:: ENTRIES

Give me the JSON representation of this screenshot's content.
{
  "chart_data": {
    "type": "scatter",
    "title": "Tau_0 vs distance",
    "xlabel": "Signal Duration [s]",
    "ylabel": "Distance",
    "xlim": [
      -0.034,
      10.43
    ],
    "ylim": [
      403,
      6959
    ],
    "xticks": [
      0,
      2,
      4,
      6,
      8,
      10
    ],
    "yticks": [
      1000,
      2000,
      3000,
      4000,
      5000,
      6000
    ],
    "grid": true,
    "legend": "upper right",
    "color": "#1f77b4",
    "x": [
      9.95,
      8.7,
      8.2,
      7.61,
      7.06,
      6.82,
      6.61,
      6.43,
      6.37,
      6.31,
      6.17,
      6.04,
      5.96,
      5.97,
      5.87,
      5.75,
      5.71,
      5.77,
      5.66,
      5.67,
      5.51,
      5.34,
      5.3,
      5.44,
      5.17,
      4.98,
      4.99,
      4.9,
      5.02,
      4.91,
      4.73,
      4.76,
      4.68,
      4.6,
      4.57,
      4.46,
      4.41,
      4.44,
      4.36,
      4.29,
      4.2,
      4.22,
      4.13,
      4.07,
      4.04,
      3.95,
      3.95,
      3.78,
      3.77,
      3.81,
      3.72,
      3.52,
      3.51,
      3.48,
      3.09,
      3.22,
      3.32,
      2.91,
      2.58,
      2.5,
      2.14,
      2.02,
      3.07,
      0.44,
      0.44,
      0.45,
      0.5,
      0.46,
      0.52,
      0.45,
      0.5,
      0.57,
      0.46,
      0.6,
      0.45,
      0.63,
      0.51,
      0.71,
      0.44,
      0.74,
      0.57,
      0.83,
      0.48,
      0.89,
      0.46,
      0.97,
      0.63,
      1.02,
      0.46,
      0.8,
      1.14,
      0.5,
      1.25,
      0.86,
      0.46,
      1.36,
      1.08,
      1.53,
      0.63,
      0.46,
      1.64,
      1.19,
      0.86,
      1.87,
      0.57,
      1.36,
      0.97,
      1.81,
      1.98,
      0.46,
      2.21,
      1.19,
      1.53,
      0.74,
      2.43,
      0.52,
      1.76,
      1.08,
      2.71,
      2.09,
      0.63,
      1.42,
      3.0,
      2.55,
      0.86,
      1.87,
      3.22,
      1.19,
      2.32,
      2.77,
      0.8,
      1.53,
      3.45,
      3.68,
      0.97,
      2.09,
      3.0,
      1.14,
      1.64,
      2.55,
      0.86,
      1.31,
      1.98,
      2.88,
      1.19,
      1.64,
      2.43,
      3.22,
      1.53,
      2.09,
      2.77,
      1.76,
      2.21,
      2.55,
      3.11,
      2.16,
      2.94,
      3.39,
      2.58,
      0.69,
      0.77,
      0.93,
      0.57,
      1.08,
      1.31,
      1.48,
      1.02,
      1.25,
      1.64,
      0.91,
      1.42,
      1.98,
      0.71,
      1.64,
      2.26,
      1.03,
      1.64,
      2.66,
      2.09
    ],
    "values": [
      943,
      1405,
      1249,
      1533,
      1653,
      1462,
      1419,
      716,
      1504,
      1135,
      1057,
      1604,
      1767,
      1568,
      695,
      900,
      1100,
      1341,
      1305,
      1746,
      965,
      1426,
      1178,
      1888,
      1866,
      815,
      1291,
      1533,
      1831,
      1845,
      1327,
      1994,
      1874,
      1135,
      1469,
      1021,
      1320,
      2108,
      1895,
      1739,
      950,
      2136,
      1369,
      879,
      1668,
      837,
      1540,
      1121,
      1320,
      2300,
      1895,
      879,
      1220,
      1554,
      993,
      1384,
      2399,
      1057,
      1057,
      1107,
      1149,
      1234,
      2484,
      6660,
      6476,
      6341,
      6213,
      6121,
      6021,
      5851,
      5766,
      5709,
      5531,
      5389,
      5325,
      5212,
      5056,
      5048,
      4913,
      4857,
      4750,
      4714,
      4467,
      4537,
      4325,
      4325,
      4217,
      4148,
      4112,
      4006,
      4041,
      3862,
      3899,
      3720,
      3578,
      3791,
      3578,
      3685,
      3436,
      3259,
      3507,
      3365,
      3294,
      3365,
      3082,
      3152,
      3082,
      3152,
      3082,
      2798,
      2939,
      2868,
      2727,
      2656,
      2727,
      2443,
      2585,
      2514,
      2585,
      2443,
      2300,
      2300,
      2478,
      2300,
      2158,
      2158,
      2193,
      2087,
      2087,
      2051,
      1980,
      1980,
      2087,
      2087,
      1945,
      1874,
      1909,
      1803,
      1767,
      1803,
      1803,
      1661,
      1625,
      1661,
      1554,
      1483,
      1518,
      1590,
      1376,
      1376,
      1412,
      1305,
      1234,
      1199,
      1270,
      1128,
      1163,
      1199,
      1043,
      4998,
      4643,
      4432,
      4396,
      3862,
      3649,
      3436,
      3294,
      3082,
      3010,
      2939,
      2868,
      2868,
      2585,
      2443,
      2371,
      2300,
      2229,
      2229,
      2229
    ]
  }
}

::::

TASK INSTRUCTIONS: Transcribe all lines as written.

WORKED SOLUTION:
Give me the JSON representation of this screenshot's content.
{
  "chart_data": {
    "type": "scatter",
    "title": "Tau_0 vs distance",
    "xlabel": "Signal Duration [s]",
    "ylabel": "Distance",
    "xlim": [
      -0.034,
      10.43
    ],
    "ylim": [
      403,
      6959
    ],
    "xticks": [
      0,
      2,
      4,
      6,
      8,
      10
    ],
    "yticks": [
      1000,
      2000,
      3000,
      4000,
      5000,
      6000
    ],
    "grid": true,
    "legend": "upper right",
    "color": "#1f77b4",
    "x": [
      9.95,
      8.7,
      8.2,
      7.61,
      7.06,
      6.82,
      6.61,
      6.43,
      6.37,
      6.31,
      6.17,
      6.04,
      5.96,
      5.97,
      5.87,
      5.75,
      5.71,
      5.77,
      5.66,
      5.67,
      5.51,
      5.34,
      5.3,
      5.44,
      5.17,
      4.98,
      4.99,
      4.9,
      5.02,
      4.91,
      4.73,
      4.76,
      4.68,
      4.6,
      4.57,
      4.46,
      4.41,
      4.44,
      4.36,
      4.29,
      4.2,
      4.22,
      4.13,
      4.07,
      4.04,
      3.95,
      3.95,
      3.78,
      3.77,
      3.81,
      3.72,
      3.52,
      3.51,
      3.48,
      3.09,
      3.22,
      3.32,
      2.91,
      2.58,
      2.5,
      2.14,
      2.02,
      3.07,
      0.44,
      0.44,
      0.45,
      0.5,
      0.46,
      0.52,
      0.45,
      0.5,
      0.57,
      0.46,
      0.6,
      0.45,
      0.63,
      0.51,
      0.71,
      0.44,
      0.74,
      0.57,
      0.83,
      0.48,
      0.89,
      0.46,
      0.97,
      0.63,
      1.02,
      0.46,
      0.8,
      1.14,
      0.5,
      1.25,
      0.86,
      0.46,
      1.36,
      1.08,
      1.53,
      0.63,
      0.46,
      1.64,
      1.19,
      0.86,
      1.87,
      0.57,
      1.36,
      0.97,
      1.81,
      1.98,
      0.46,
      2.21,
      1.19,
      1.53,
      0.74,
      2.43,
      0.52,
      1.76,
      1.08,
      2.71,
      2.09,
      0.63,
      1.42,
      3.0,
      2.55,
      0.86,
      1.87,
      3.22,
      1.19,
      2.32,
      2.77,
      0.8,
      1.53,
      3.45,
      3.68,
      0.97,
      2.09,
      3.0,
      1.14,
      1.64,
      2.55,
      0.86,
      1.31,
      1.98,
      2.88,
      1.19,
      1.64,
      2.43,
      3.22,
      1.53,
      2.09,
      2.77,
      1.76,
      2.21,
      2.55,
      3.11,
      2.16,
      2.94,
      3.39,
      2.58,
      0.69,
      0.77,
      0.93,
      0.57,
      1.08,
      1.31,
      1.48,
      1.02,
      1.25,
      1.64,
      0.91,
      1.42,
      1.98,
      0.71,
      1.64,
      2.26,
      1.03,
      1.64,
      2.66,
      2.09
    ],
    "values": [
      943,
      1405,
      1249,
      1533,
      1653,
      1462,
      1419,
      716,
      1504,
      1135,
      1057,
      1604,
      1767,
      1568,
      695,
      900,
      1100,
      1341,
      1305,
      1746,
      965,
      1426,
      1178,
      1888,
      1866,
      815,
      1291,
      1533,
      1831,
      1845,
      1327,
      1994,
      1874,
      1135,
      1469,
      1021,
      1320,
      2108,
      1895,
      1739,
      950,
      2136,
      1369,
      879,
      1668,
      837,
      1540,
      1121,
      1320,
      2300,
      1895,
      879,
      1220,
      1554,
      993,
      1384,
      2399,
      1057,
      1057,
      1107,
      1149,
      1234,
      2484,
      6660,
      6476,
      6341,
      6213,
      6121,
      6021,
      5851,
      5766,
      5709,
      5531,
      5389,
      5325,
      5212,
      5056,
      5048,
      4913,
      4857,
      4750,
      4714,
      4467,
      4537,
      4325,
      4325,
      4217,
      4148,
      4112,
      4006,
      4041,
      3862,
      3899,
      3720,
      3578,
      3791,
      3578,
      3685,
      3436,
      3259,
      3507,
      3365,
      3294,
      3365,
      3082,
      3152,
      3082,
      3152,
      3082,
      2798,
      2939,
      2868,
      2727,
      2656,
      2727,
      2443,
      2585,
      2514,
      2585,
      2443,
      2300,
      2300,
      2478,
      2300,
      2158,
      2158,
      2193,
      2087,
      2087,
      2051,
      1980,
      1980,
      2087,
      2087,
      1945,
      1874,
      1909,
      1803,
      1767,
      1803,
      1803,
      1661,
      1625,
      1661,
      1554,
      1483,
      1518,
      1590,
      1376,
      1376,
      1412,
      1305,
      1234,
      1199,
      1270,
      1128,
      1163,
      1199,
      1043,
      4998,
      4643,
      4432,
      4396,
      3862,
      3649,
      3436,
      3294,
      3082,
      3010,
      2939,
      2868,
      2868,
      2585,
      2443,
      2371,
      2300,
      2229,
      2229,
      2229
    ]
  }
}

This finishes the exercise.